(Description of the task) Write every entry out again exactly, please, and skip the pictures.

Dataset items:

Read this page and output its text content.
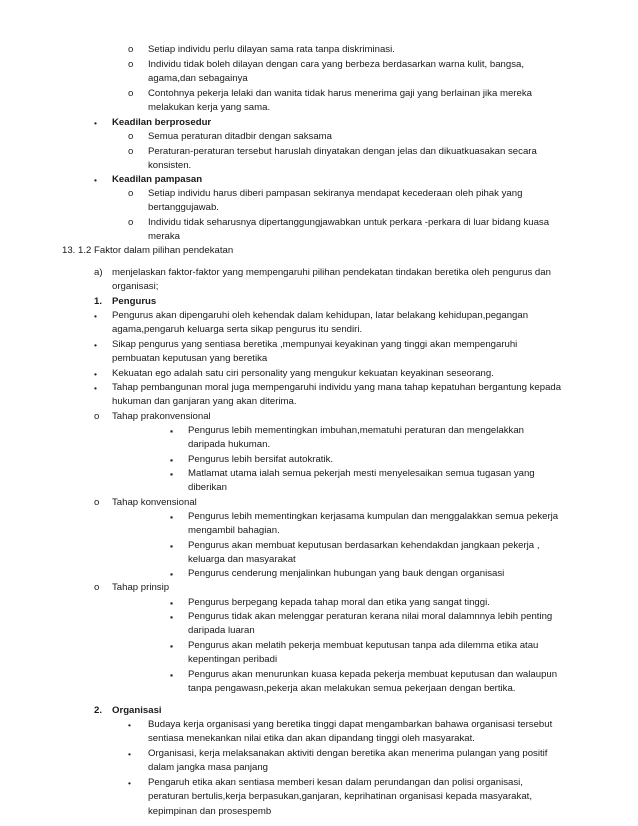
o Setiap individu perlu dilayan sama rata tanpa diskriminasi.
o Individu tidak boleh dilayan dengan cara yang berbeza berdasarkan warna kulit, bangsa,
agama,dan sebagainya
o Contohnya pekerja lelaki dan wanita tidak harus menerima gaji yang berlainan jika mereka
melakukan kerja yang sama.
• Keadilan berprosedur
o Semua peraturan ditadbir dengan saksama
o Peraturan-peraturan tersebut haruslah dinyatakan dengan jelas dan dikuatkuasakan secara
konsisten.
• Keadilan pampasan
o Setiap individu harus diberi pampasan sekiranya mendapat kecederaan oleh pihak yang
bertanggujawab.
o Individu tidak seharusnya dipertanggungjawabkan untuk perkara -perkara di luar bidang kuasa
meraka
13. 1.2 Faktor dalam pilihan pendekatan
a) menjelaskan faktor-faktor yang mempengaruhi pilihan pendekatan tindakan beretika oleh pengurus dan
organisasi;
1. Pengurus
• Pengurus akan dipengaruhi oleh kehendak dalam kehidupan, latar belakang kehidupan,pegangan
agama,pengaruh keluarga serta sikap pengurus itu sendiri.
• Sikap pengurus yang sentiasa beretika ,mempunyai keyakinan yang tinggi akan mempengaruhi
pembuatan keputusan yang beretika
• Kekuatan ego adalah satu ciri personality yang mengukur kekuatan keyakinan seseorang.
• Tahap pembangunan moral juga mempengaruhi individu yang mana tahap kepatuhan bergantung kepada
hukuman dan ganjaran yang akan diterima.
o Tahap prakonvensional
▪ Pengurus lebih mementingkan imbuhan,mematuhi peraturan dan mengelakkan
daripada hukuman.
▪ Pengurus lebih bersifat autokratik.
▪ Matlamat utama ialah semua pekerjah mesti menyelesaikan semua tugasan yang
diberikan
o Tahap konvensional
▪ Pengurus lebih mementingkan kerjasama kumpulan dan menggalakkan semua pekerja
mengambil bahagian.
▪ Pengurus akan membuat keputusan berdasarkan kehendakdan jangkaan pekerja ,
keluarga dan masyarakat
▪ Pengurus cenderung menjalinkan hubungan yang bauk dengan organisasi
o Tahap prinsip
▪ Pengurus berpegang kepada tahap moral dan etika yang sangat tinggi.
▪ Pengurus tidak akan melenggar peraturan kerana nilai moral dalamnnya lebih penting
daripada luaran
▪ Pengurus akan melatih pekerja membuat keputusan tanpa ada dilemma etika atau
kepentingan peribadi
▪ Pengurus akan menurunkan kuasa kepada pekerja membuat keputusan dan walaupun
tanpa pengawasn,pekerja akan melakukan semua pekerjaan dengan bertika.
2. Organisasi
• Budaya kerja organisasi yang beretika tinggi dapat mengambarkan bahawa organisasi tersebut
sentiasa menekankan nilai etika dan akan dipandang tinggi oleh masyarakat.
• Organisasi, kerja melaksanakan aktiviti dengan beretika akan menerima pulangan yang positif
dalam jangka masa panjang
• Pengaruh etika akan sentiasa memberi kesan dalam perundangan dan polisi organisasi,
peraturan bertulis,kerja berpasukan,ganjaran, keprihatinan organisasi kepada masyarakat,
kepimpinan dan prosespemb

(Response to this exercise)
Read this page and output its text content.
o Setiap individu perlu dilayan sama rata tanpa diskriminasi.
o Individu tidak boleh dilayan dengan cara yang berbeza berdasarkan warna kulit, bangsa,
agama,dan sebagainya
o Contohnya pekerja lelaki dan wanita tidak harus menerima gaji yang berlainan jika mereka
melakukan kerja yang sama.
• Keadilan berprosedur
o Semua peraturan ditadbir dengan saksama
o Peraturan-peraturan tersebut haruslah dinyatakan dengan jelas dan dikuatkuasakan secara
konsisten.
• Keadilan pampasan
o Setiap individu harus diberi pampasan sekiranya mendapat kecederaan oleh pihak yang
bertanggujawab.
o Individu tidak seharusnya dipertanggungjawabkan untuk perkara -perkara di luar bidang kuasa
meraka
13. 1.2 Faktor dalam pilihan pendekatan
a) menjelaskan faktor-faktor yang mempengaruhi pilihan pendekatan tindakan beretika oleh pengurus dan
organisasi;
1. Pengurus
• Pengurus akan dipengaruhi oleh kehendak dalam kehidupan, latar belakang kehidupan,pegangan
agama,pengaruh keluarga serta sikap pengurus itu sendiri.
• Sikap pengurus yang sentiasa beretika ,mempunyai keyakinan yang tinggi akan mempengaruhi
pembuatan keputusan yang beretika
• Kekuatan ego adalah satu ciri personality yang mengukur kekuatan keyakinan seseorang.
• Tahap pembangunan moral juga mempengaruhi individu yang mana tahap kepatuhan bergantung kepada
hukuman dan ganjaran yang akan diterima.
o Tahap prakonvensional
▪ Pengurus lebih mementingkan imbuhan,mematuhi peraturan dan mengelakkan
daripada hukuman.
▪ Pengurus lebih bersifat autokratik.
▪ Matlamat utama ialah semua pekerjah mesti menyelesaikan semua tugasan yang
diberikan
o Tahap konvensional
▪ Pengurus lebih mementingkan kerjasama kumpulan dan menggalakkan semua pekerja
mengambil bahagian.
▪ Pengurus akan membuat keputusan berdasarkan kehendakdan jangkaan pekerja ,
keluarga dan masyarakat
▪ Pengurus cenderung menjalinkan hubungan yang bauk dengan organisasi
o Tahap prinsip
▪ Pengurus berpegang kepada tahap moral dan etika yang sangat tinggi.
▪ Pengurus tidak akan melenggar peraturan kerana nilai moral dalamnnya lebih penting
daripada luaran
▪ Pengurus akan melatih pekerja membuat keputusan tanpa ada dilemma etika atau
kepentingan peribadi
▪ Pengurus akan menurunkan kuasa kepada pekerja membuat keputusan dan walaupun
tanpa pengawasn,pekerja akan melakukan semua pekerjaan dengan bertika.
2. Organisasi
• Budaya kerja organisasi yang beretika tinggi dapat mengambarkan bahawa organisasi tersebut
sentiasa menekankan nilai etika dan akan dipandang tinggi oleh masyarakat.
• Organisasi, kerja melaksanakan aktiviti dengan beretika akan menerima pulangan yang positif
dalam jangka masa panjang
• Pengaruh etika akan sentiasa memberi kesan dalam perundangan dan polisi organisasi,
peraturan bertulis,kerja berpasukan,ganjaran, keprihatinan organisasi kepada masyarakat,
kepimpinan dan prosespemb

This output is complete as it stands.